• _Work to complete_:
All of the material should be reproduced exactly, with pictures left out.

• _Input for this task_:
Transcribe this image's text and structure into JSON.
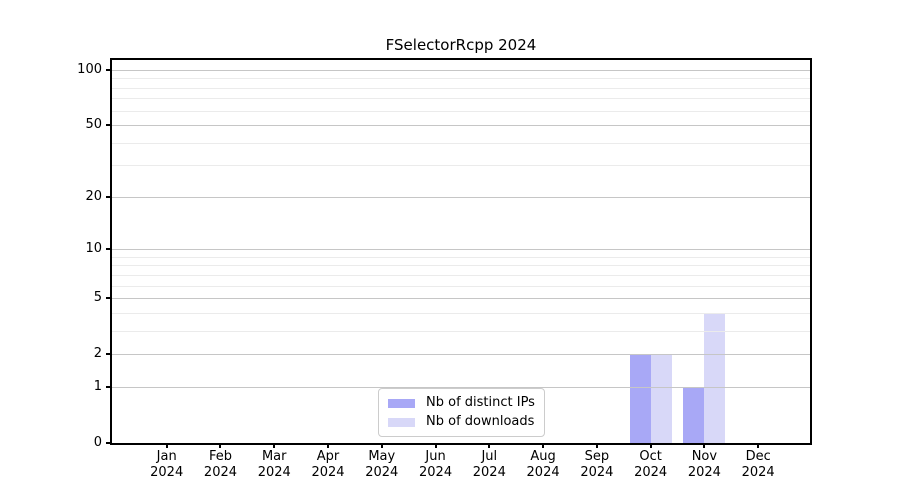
{
  "title": "FSelectorRcpp 2024",
  "chart_data": {
    "type": "bar",
    "title": "FSelectorRcpp 2024",
    "categories": [
      {
        "month": "Jan",
        "year": "2024"
      },
      {
        "month": "Feb",
        "year": "2024"
      },
      {
        "month": "Mar",
        "year": "2024"
      },
      {
        "month": "Apr",
        "year": "2024"
      },
      {
        "month": "May",
        "year": "2024"
      },
      {
        "month": "Jun",
        "year": "2024"
      },
      {
        "month": "Jul",
        "year": "2024"
      },
      {
        "month": "Aug",
        "year": "2024"
      },
      {
        "month": "Sep",
        "year": "2024"
      },
      {
        "month": "Oct",
        "year": "2024"
      },
      {
        "month": "Nov",
        "year": "2024"
      },
      {
        "month": "Dec",
        "year": "2024"
      }
    ],
    "series": [
      {
        "name": "Nb of distinct IPs",
        "color": "#a8a8f6",
        "values": [
          0,
          0,
          0,
          0,
          0,
          0,
          0,
          0,
          0,
          2,
          1,
          0
        ]
      },
      {
        "name": "Nb of downloads",
        "color": "#d8d8f8",
        "values": [
          0,
          0,
          0,
          0,
          0,
          0,
          0,
          0,
          0,
          2,
          4,
          0
        ]
      }
    ],
    "yscale": "log1p",
    "yticks": [
      0,
      1,
      2,
      5,
      10,
      20,
      50,
      100
    ],
    "yminor": [
      3,
      4,
      6,
      7,
      8,
      9,
      30,
      40,
      60,
      70,
      80,
      90
    ],
    "ylim": [
      0,
      113
    ],
    "xlabel": "",
    "ylabel": "",
    "grid": "horizontal",
    "legend_position": "lower center",
    "colors": {
      "background": "#ffffff",
      "frame": "#000000",
      "grid_major": "#c6c6c6",
      "grid_minor": "#ebebeb",
      "text": "#000000"
    }
  }
}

• _Output for this task_:
Transcribe this image's text and structure into JSON.
{
  "title": "FSelectorRcpp 2024",
  "chart_data": {
    "type": "bar",
    "title": "FSelectorRcpp 2024",
    "categories": [
      {
        "month": "Jan",
        "year": "2024"
      },
      {
        "month": "Feb",
        "year": "2024"
      },
      {
        "month": "Mar",
        "year": "2024"
      },
      {
        "month": "Apr",
        "year": "2024"
      },
      {
        "month": "May",
        "year": "2024"
      },
      {
        "month": "Jun",
        "year": "2024"
      },
      {
        "month": "Jul",
        "year": "2024"
      },
      {
        "month": "Aug",
        "year": "2024"
      },
      {
        "month": "Sep",
        "year": "2024"
      },
      {
        "month": "Oct",
        "year": "2024"
      },
      {
        "month": "Nov",
        "year": "2024"
      },
      {
        "month": "Dec",
        "year": "2024"
      }
    ],
    "series": [
      {
        "name": "Nb of distinct IPs",
        "color": "#a8a8f6",
        "values": [
          0,
          0,
          0,
          0,
          0,
          0,
          0,
          0,
          0,
          2,
          1,
          0
        ]
      },
      {
        "name": "Nb of downloads",
        "color": "#d8d8f8",
        "values": [
          0,
          0,
          0,
          0,
          0,
          0,
          0,
          0,
          0,
          2,
          4,
          0
        ]
      }
    ],
    "yscale": "log1p",
    "yticks": [
      0,
      1,
      2,
      5,
      10,
      20,
      50,
      100
    ],
    "yminor": [
      3,
      4,
      6,
      7,
      8,
      9,
      30,
      40,
      60,
      70,
      80,
      90
    ],
    "ylim": [
      0,
      113
    ],
    "xlabel": "",
    "ylabel": "",
    "grid": "horizontal",
    "legend_position": "lower center",
    "colors": {
      "background": "#ffffff",
      "frame": "#000000",
      "grid_major": "#c6c6c6",
      "grid_minor": "#ebebeb",
      "text": "#000000"
    }
  }
}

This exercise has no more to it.